» WORK TO DO
Out of the lines below, please list those that hold the string "предостережение".

» DATA PROVIDED
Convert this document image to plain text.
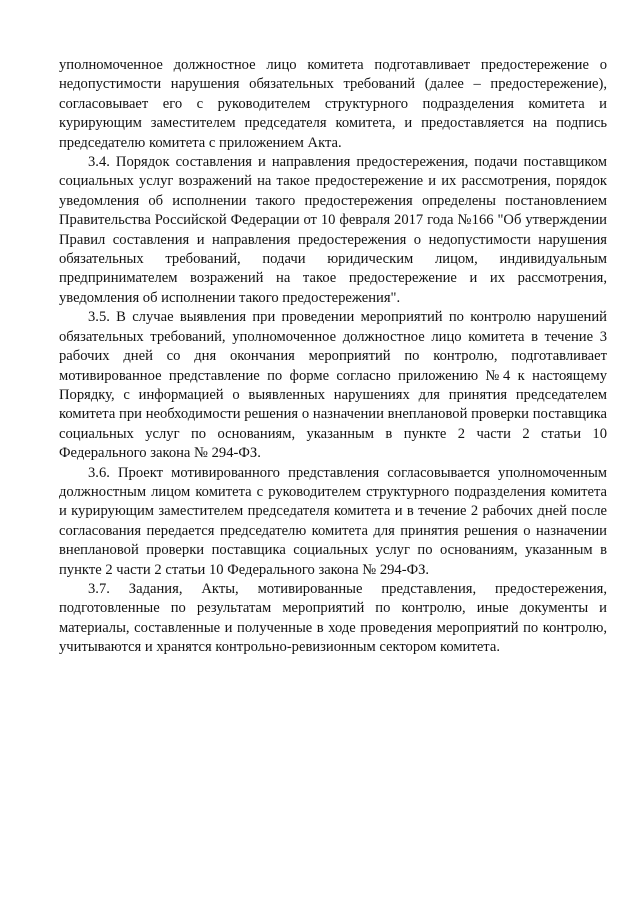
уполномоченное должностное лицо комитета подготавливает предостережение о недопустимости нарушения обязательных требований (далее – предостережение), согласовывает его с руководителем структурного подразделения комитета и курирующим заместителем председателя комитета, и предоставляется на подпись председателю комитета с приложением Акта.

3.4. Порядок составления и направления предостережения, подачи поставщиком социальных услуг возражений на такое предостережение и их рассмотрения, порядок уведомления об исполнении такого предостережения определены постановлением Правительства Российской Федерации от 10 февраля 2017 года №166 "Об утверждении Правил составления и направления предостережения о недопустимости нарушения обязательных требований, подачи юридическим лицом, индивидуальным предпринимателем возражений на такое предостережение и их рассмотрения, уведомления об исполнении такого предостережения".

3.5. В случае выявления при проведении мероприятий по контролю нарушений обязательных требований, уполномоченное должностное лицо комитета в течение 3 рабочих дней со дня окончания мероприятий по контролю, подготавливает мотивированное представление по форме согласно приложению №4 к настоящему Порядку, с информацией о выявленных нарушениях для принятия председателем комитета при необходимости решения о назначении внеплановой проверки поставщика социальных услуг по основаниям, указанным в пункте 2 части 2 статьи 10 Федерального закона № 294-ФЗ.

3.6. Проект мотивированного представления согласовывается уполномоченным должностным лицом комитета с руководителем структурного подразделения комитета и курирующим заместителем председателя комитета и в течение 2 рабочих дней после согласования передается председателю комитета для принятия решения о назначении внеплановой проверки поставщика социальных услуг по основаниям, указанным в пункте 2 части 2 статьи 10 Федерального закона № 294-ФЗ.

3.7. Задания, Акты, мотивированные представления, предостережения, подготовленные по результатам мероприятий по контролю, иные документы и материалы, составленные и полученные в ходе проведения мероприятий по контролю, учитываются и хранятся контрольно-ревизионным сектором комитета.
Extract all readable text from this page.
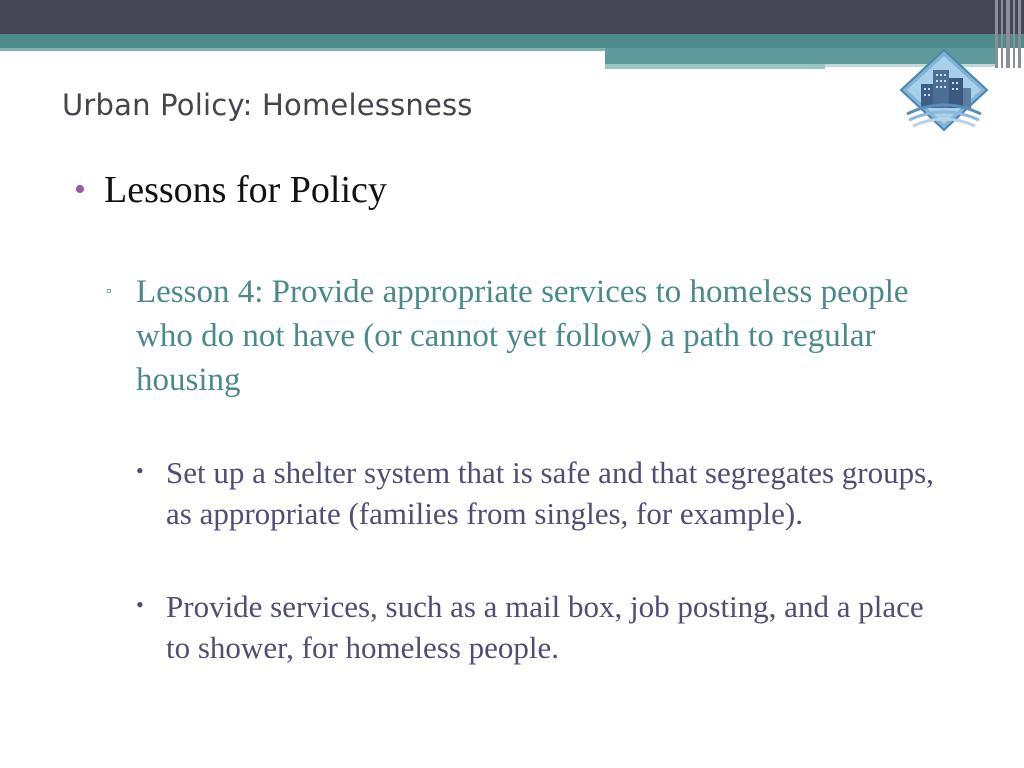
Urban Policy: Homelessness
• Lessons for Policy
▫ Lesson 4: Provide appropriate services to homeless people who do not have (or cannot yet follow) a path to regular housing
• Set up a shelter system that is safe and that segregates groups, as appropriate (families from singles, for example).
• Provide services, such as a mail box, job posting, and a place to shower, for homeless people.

» PROBLEM SOLUTION
уполномоченное должностное лицо комитета подготавливает предостережение о недопустимости нарушения обязательных требований (далее – предостережение), согласовывает его с руководителем структурного подразделения комитета и курирующим заместителем председателя комитета, и предоставляется на подпись председателю комитета с приложением Акта.
3.4. Порядок составления и направления предостережения, подачи поставщиком социальных услуг возражений на такое предостережение и их рассмотрения, порядок уведомления об исполнении такого предостережения определены постановлением Правительства Российской Федерации от 10 февраля 2017 года №166 "Об утверждении Правил составления и направления предостережения о недопустимости нарушения обязательных требований, подачи юридическим лицом, индивидуальным предпринимателем возражений на такое предостережение и их рассмотрения, уведомления об исполнении такого предостережения".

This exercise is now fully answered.